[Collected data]

---

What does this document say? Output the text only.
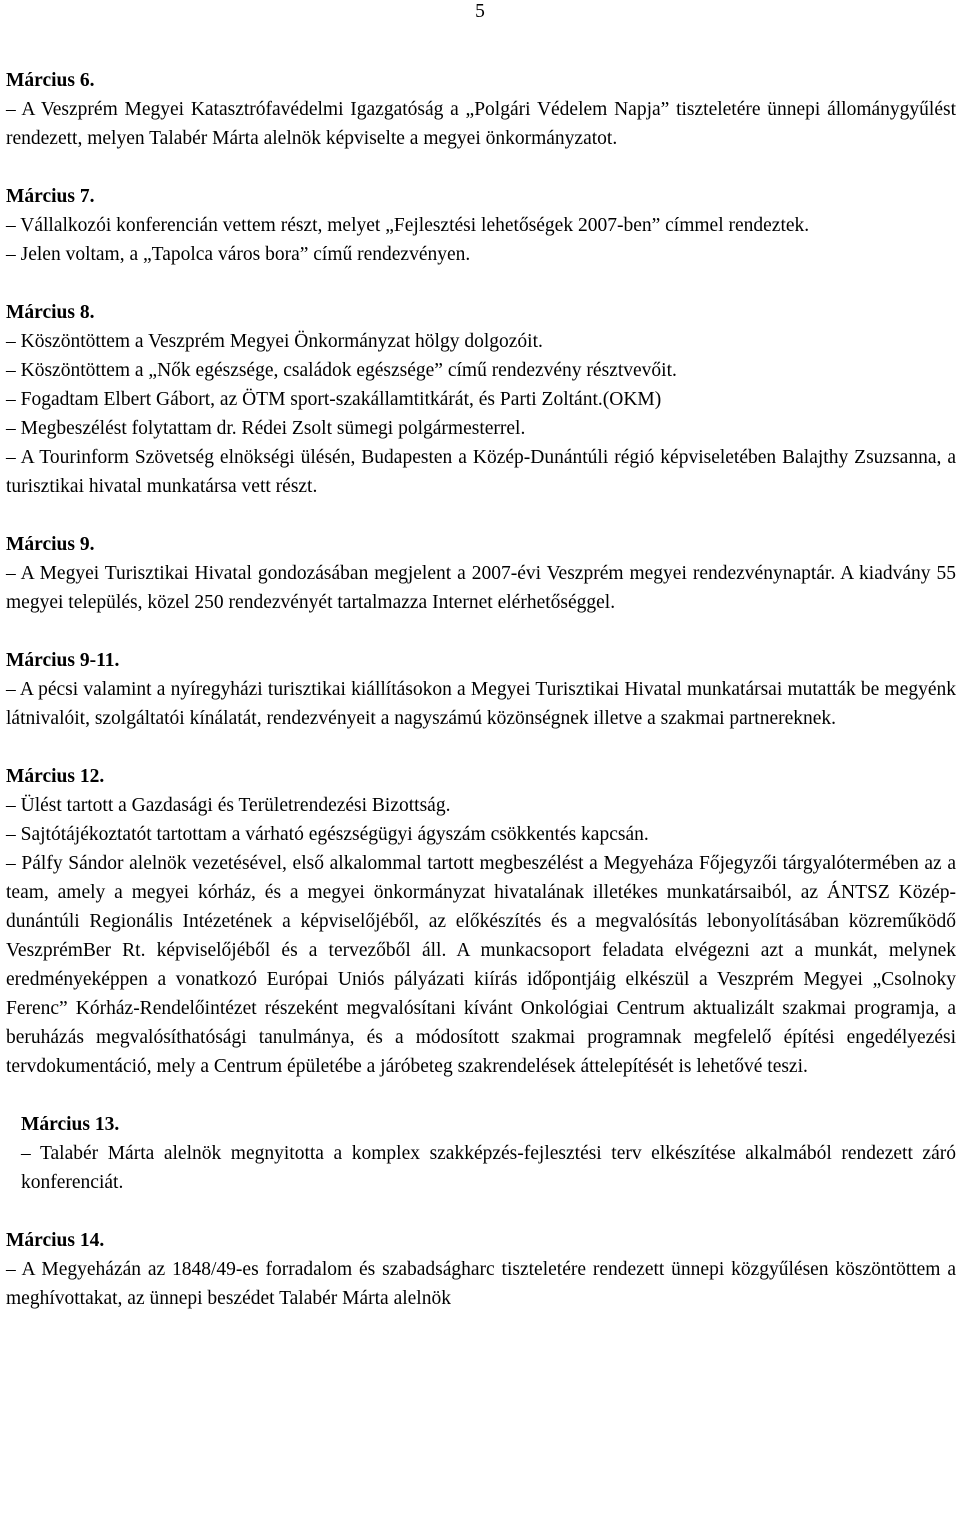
5
Március 6.

– A Veszprém Megyei Katasztrófavédelmi Igazgatóság a „Polgári Védelem Napja” tiszteletére ünnepi állománygyűlést rendezett, melyen Talabér Márta alelnök képviselte a megyei önkormányzatot.

Március 7.

– Vállalkozói konferencián vettem részt, melyet „Fejlesztési lehetőségek 2007-ben” címmel rendeztek.

– Jelen voltam, a „Tapolca város bora” című rendezvényen.

Március 8.

– Köszöntöttem a Veszprém Megyei Önkormányzat hölgy dolgozóit.

– Köszöntöttem a „Nők egészsége, családok egészsége” című rendezvény résztvevőit.

– Fogadtam Elbert Gábort, az ÖTM sport-szakállamtitkárát, és Parti Zoltánt.(OKM)

– Megbeszélést folytattam dr. Rédei Zsolt sümegi polgármesterrel.

– A Tourinform Szövetség elnökségi ülésén, Budapesten a Közép-Dunántúli régió képviseletében Balajthy Zsuzsanna, a turisztikai hivatal munkatársa vett részt.

Március 9.

– A Megyei Turisztikai Hivatal gondozásában megjelent a 2007-évi Veszprém megyei rendezvénynaptár. A kiadvány 55 megyei település, közel 250 rendezvényét tartalmazza Internet elérhetőséggel.

Március 9-11.

– A pécsi valamint a nyíregyházi turisztikai kiállításokon a Megyei Turisztikai Hivatal munkatársai mutatták be megyénk látnivalóit, szolgáltatói kínálatát, rendezvényeit a nagyszámú közönségnek illetve a szakmai partnereknek.

Március 12.

– Ülést tartott a Gazdasági és Területrendezési Bizottság.

– Sajtótájékoztatót tartottam a várható egészségügyi ágyszám csökkentés kapcsán.

– Pálfy Sándor alelnök vezetésével, első alkalommal tartott megbeszélést a Megyeháza Főjegyzői tárgyalótermében az a team, amely a megyei kórház, és a megyei önkormányzat hivatalának illetékes munkatársaiból, az ÁNTSZ Közép-dunántúli Regionális Intézetének a képviselőjéből, az előkészítés és a megvalósítás lebonyolításában közreműködő VeszprémBer Rt. képviselőjéből és a tervezőből áll. A munkacsoport feladata elvégezni azt a munkát, melynek eredményeképpen a vonatkozó Európai Uniós pályázati kiírás időpontjáig elkészül a Veszprém Megyei „Csolnoky Ferenc” Kórház-Rendelőintézet részeként megvalósítani kívánt Onkológiai Centrum aktualizált szakmai programja, a beruházás megvalósíthatósági tanulmánya, és a módosított szakmai programnak megfelelő építési engedélyezési tervdokumentáció, mely a Centrum épületébe a járóbeteg szakrendelések áttelepítését is lehetővé teszi.

Március 13.

– Talabér Márta alelnök megnyitotta a komplex szakképzés-fejlesztési terv elkészítése alkalmából rendezett záró konferenciát.

Március 14.

– A Megyeházán az 1848/49-es forradalom és szabadságharc tiszteletére rendezett ünnepi közgyűlésen köszöntöttem a meghívottakat, az ünnepi beszédet Talabér Márta alelnök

---

Exercise:
Select and copy every line of the material that holds the string "Veszprém".

Result of this task:
– A Veszprém Megyei Katasztrófavédelmi Igazgatóság a „Polgári Védelem Napja” tiszteletére ünnepi állománygyűlést rendezett, melyen Talabér Márta alelnök képviselte a megyei önkormányzatot.
– Köszöntöttem a Veszprém Megyei Önkormányzat hölgy dolgozóit.
– A Megyei Turisztikai Hivatal gondozásában megjelent a 2007-évi Veszprém megyei rendezvénynaptár. A kiadvány 55 megyei település, közel 250 rendezvényét tartalmazza Internet elérhetőséggel.
– Pálfy Sándor alelnök vezetésével, első alkalommal tartott megbeszélést a Megyeháza Főjegyzői tárgyalótermében az a team, amely a megyei kórház, és a megyei önkormányzat hivatalának illetékes munkatársaiból, az ÁNTSZ Közép-dunántúli Regionális Intézetének a képviselőjéből, az előkészítés és a megvalósítás lebonyolításában közreműködő VeszprémBer Rt. képviselőjéből és a tervezőből áll. A munkacsoport feladata elvégezni azt a munkát, melynek eredményeképpen a vonatkozó Európai Uniós pályázati kiírás időpontjáig elkészül a Veszprém Megyei „Csolnoky Ferenc” Kórház-Rendelőintézet részeként megvalósítani kívánt Onkológiai Centrum aktualizált szakmai programja, a beruházás megvalósíthatósági tanulmánya, és a módosított szakmai programnak megfelelő építési engedélyezési tervdokumentáció, mely a Centrum épületébe a járóbeteg szakrendelések áttelepítését is lehetővé teszi.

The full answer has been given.